━━ Extract provided
American Samizdat

Saturday, December 20, 2003. *
The People vs. Saddam Hussein
No doubt it was bad news for you if you were around Saddam Hussein and he didn't like you. It tended to make for a very shortened life. Saddam was after all "a despicable tyrant", and so we'll just try him and then do whatever and be done with it. Good plan, but there is one sticking point; that bit about a "fair trial".

Now as I recall, in a fair trial the defendant gets to call witnesses and present evidence in his favor. And that's the problem; what if Saddam does just this? A trio of articles examines what evidence Saddam might offer:

  1. Ted Rall writes a somewhat tongue-in-cheek "Selected Highlights From a Future Transcript" of Saddam's trial:

    • CLAIM: During the 10-year Iran-Iraq War, Saddam committed many war crimes, causing perhaps many hundreds of thousands of deaths and possibly millions.
      COUNTER-CLAIM: In fact, then U.S. Secretary of State George Schulz expressed full support for this war, the Ayatollah Kholmeini's overthrow of the U.S.-sponsored Shah of Iran and the subsequent forceful take-over of the U.S. embassy there being of great U.S. concern. Under a directive by then president Ronald Reagan, Donald Rumsfeld was dispatched to meet with Saddam in Baghdad (12/20/83), a meeting which led to the U.S. providing Saddam with military equipment, chemical precursors, insecticides, aluminum tubes, missile components and anthrax, all intended for use in that war. Furthermore, during this time the CIA continuously delivered Saddam battlefield intelligence obtained from Saudi AWACS surveillance planes, and the Saudis during this time also provided direct financial support to Saddam for this war.

    • CLAIM: Saddam "gassed his own people" (5,000 Kurds at the town of Halabja in 1988).
      COUNTER-CLAIM: In fact, Iraq possessed (U.S. provided) mustard gas at that time. Yet, as Stephen Pelletiere, the main CIA political analyst on Iraq during the 1980s, wrote in The New York Times last January, "The condition of the dead Kurds' bodies however, indicated they had been killed with a blood agent--that is, a cyanide-based gas--which Iran was known to use." Iraq was not known to have possess similar "blood agents" at that time nor to have had the technology to develop them. If fact, there are indications that the Kurds were accidentally gassed, merely being downwind from where this gas was released by troops insufficiently trained in their usage.
━━━━
Problems:
a) In the post on Saddam Hussein's trial, shorten the paragraph that begins "No doubt it was bad news" while keeping its main facts.
b) Pick up the post on Saddam Hussein's trial right after its last sentence and keep writing in the same voice.
━━ Data rows
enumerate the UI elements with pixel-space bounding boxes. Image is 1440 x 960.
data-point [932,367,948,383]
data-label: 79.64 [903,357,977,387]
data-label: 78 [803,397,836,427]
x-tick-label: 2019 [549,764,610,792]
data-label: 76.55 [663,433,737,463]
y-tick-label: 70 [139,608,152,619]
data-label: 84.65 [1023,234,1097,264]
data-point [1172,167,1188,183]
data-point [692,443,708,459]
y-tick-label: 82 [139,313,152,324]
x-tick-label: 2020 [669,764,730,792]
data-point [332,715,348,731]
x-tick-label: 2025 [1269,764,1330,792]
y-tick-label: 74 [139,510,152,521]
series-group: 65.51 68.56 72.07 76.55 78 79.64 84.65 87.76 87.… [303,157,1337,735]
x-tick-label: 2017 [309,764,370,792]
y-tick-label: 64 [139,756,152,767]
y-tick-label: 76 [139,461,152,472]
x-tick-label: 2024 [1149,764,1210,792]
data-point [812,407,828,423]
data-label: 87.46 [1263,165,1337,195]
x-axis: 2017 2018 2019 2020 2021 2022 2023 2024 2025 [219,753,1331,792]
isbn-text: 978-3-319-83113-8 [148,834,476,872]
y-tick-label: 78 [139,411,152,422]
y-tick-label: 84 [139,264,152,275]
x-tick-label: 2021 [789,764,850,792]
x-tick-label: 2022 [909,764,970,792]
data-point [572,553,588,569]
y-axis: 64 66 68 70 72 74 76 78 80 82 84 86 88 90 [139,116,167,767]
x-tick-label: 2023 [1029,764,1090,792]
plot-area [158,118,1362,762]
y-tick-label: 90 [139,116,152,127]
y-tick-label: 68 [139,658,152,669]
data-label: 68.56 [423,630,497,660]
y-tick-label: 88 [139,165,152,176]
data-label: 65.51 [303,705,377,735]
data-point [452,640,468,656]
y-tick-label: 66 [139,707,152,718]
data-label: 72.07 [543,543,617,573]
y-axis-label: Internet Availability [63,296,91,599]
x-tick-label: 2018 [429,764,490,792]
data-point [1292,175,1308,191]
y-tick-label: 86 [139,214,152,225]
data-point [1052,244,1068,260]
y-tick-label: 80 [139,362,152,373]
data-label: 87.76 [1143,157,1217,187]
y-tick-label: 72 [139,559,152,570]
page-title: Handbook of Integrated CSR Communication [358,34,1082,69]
━━━━
Answers to the problems:
a) People Saddam Hussein disliked usually didn't live long. Since he was "a despicable tyrant," the plan is to try him, deal with him, and move on. The catch is the promise of a "fair trial."

b)
    • CLAIM: Saddam illegally conducted a war of aggression against Kuwait.
      COUNTER-CLAIM: In fact, the separation of Kuwait from Iraq was imposed by Great Britain after World War I, but never acknowledged by any independent Iraqi government. Furthermore, Kuwait had purchased from National Security Council chief Brent Scowcroft's company something known as "slant drilling" technology, and was actively using it to drill under the established border between Iraq and Kuwait, stealing $14 billion in oil that legally belonged to Iraq. Furthermore, a week before the invasion (7/24/90), U.S. State Department spokeswoman Margaret Tutwiler said, "We do not have any defense treaties with Kuwait, and there are no special defense or security commitments to Kuwait," and on July 31, Assistant Secretary of State John Kelly, testifying before a House foreign affairs subcommittee, confirmed that the U.S. would not send troops to defend Kuwait if it was invaded by Saddam. Similar statements were made by then Defense Secretary Dick Cheney and U.S. Ambassador to Iraq April Glaspie.

  2. Jude Wanniski addresses the question of "The Mass Graves":

    • CLAIM: Saddam is a mass murderer. Rights groups that have been cataloging the abuses of Saddam's regime estimate the toll of missing (and presumed killed) at close to 300,000.
      COUNTER-CLAIM: If fact, only one such "killing field" has actually been located. (3,115 bodies were unearthed at Mahaweel in Southern Iraq recently.) Reports of others are merely anecdotal. They may exist, but have not actually been physically located.

    • CLAIM: But the Mahaweel killing field alone is sufficient to establish Saddam as a mass murderer.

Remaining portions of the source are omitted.